**What the exercise asks**
Produce a word-for-word copy of the listing below without its pictures.

**Records for this task**

══════════════════════════════

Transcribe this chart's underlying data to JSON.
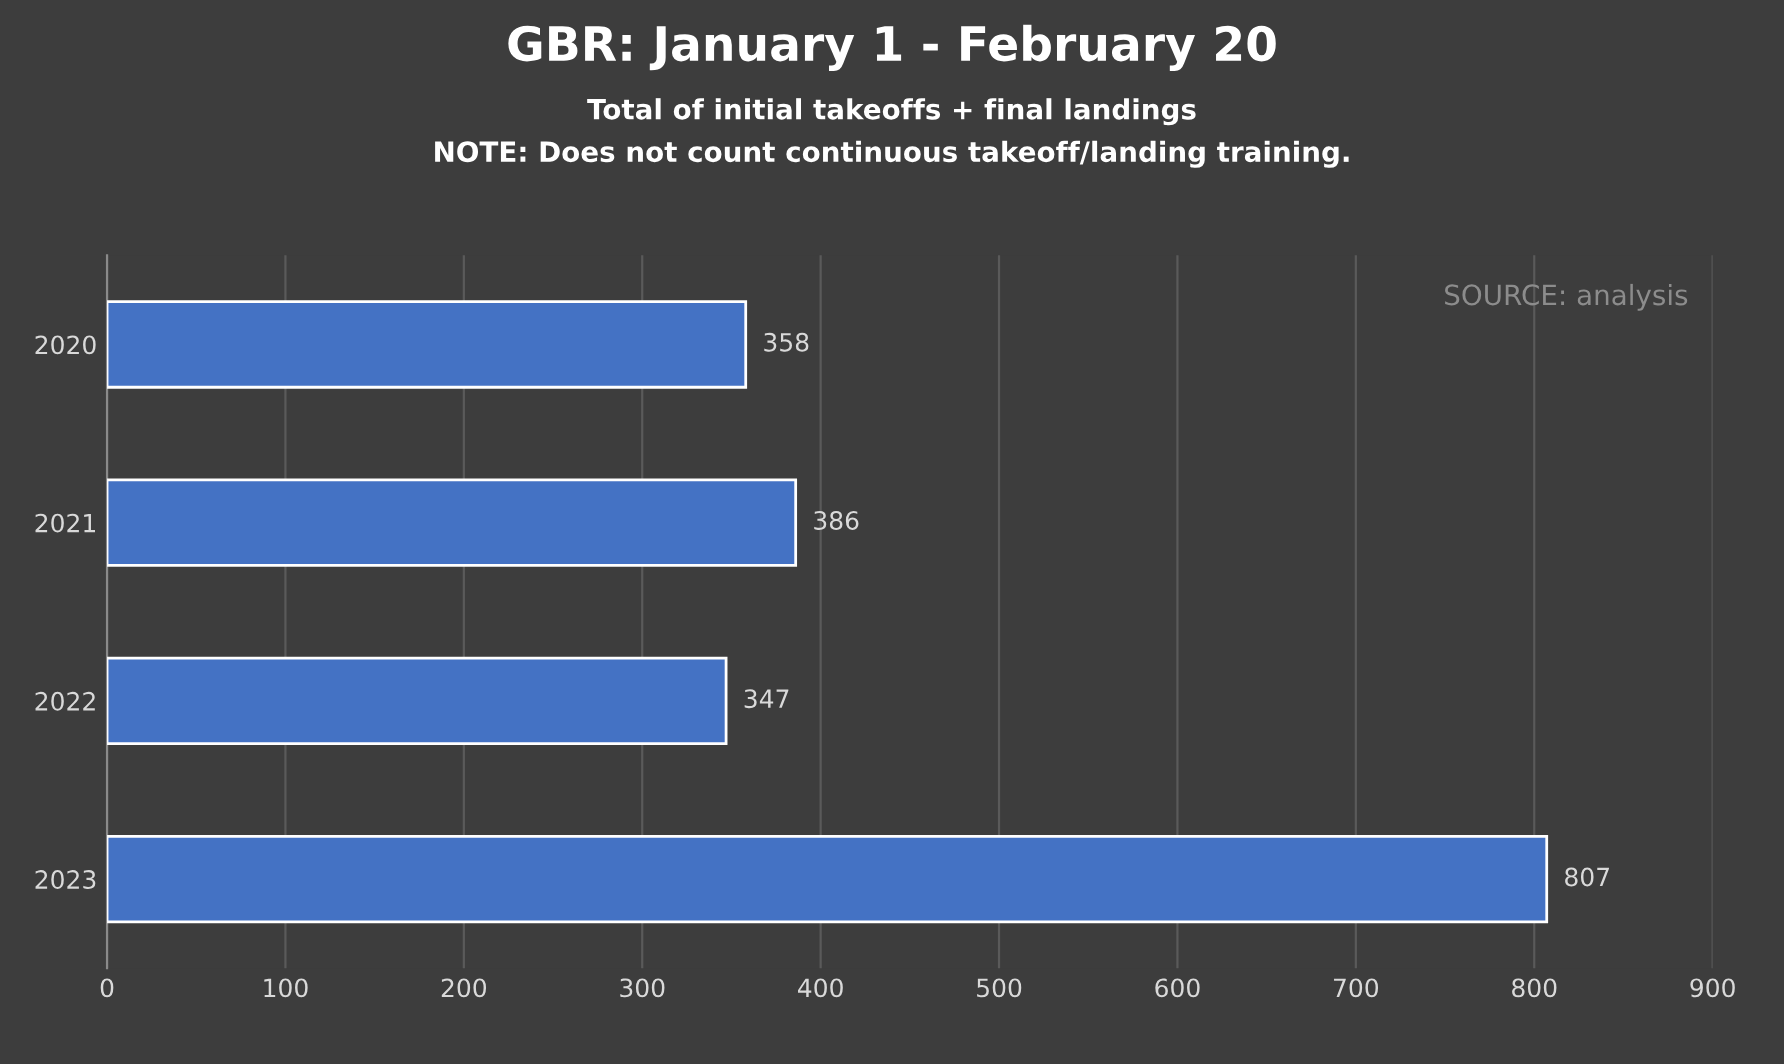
{
  "chart_data": {
    "type": "bar",
    "orientation": "horizontal",
    "title": "GBR: January 1 - February 20",
    "subtitle": "Total of initial takeoffs + final landings",
    "annotations": [
      "NOTE: Does not count continuous takeoff/landing training.",
      "SOURCE: analysis"
    ],
    "categories": [
      "2020",
      "2021",
      "2022",
      "2023"
    ],
    "values": [
      358,
      386,
      347,
      807
    ],
    "color": "#4472c4",
    "xlim": [
      0,
      900
    ],
    "xticks": [
      0,
      100,
      200,
      300,
      400,
      500,
      600,
      700,
      800,
      900
    ],
    "grid": "x",
    "data_labels": true
  }
}
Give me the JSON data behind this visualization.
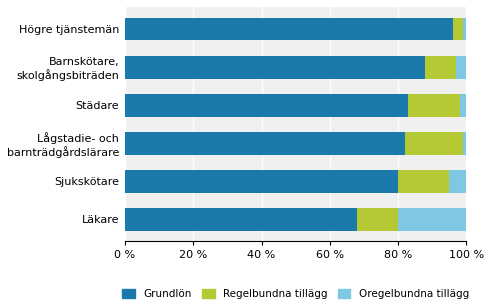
{
  "categories": [
    "Högre tjänstemän",
    "Barnskötare,\nskolgångsbiträden",
    "Städare",
    "Lågstadie- och\nbarnträdgårdslärare",
    "Sjukskötare",
    "Läkare"
  ],
  "grundlon": [
    96,
    88,
    83,
    82,
    80,
    68
  ],
  "regelbundna": [
    3,
    9,
    15,
    17,
    15,
    12
  ],
  "oregelbundna": [
    1,
    3,
    2,
    1,
    5,
    20
  ],
  "color_grundlon": "#1a7aab",
  "color_regelbundna": "#b5c934",
  "color_oregelbundna": "#7ec8e3",
  "legend_grundlon": "Grundlön",
  "legend_regelbundna": "Regelbundna tillägg",
  "legend_oregelbundna": "Oregelbundna tillägg",
  "xlim": [
    0,
    100
  ],
  "xticks": [
    0,
    20,
    40,
    60,
    80,
    100
  ],
  "xtick_labels": [
    "0 %",
    "20 %",
    "40 %",
    "60 %",
    "80 %",
    "100 %"
  ]
}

══════════════════════════════

**Solution for this problem**
Transcribe this chart's underlying data to JSON.
{
  "chart_data": {
    "type": "bar",
    "orientation": "horizontal",
    "title": "GBR: January 1 - February 20",
    "subtitle": "Total of initial takeoffs + final landings",
    "annotations": [
      "NOTE: Does not count continuous takeoff/landing training.",
      "SOURCE: analysis"
    ],
    "categories": [
      "2020",
      "2021",
      "2022",
      "2023"
    ],
    "values": [
      358,
      386,
      347,
      807
    ],
    "color": "#4472c4",
    "xlim": [
      0,
      900
    ],
    "xticks": [
      0,
      100,
      200,
      300,
      400,
      500,
      600,
      700,
      800,
      900
    ],
    "grid": "x",
    "data_labels": true
  }
}
Give me the JSON data behind this visualization.
{
  "categories": [
    "Högre tjänstemän",
    "Barnskötare,\nskolgångsbiträden",
    "Städare",
    "Lågstadie- och\nbarnträdgårdslärare",
    "Sjukskötare",
    "Läkare"
  ],
  "grundlon": [
    96,
    88,
    83,
    82,
    80,
    68
  ],
  "regelbundna": [
    3,
    9,
    15,
    17,
    15,
    12
  ],
  "oregelbundna": [
    1,
    3,
    2,
    1,
    5,
    20
  ],
  "color_grundlon": "#1a7aab",
  "color_regelbundna": "#b5c934",
  "color_oregelbundna": "#7ec8e3",
  "legend_grundlon": "Grundlön",
  "legend_regelbundna": "Regelbundna tillägg",
  "legend_oregelbundna": "Oregelbundna tillägg",
  "xlim": [
    0,
    100
  ],
  "xticks": [
    0,
    20,
    40,
    60,
    80,
    100
  ],
  "xtick_labels": [
    "0 %",
    "20 %",
    "40 %",
    "60 %",
    "80 %",
    "100 %"
  ]
}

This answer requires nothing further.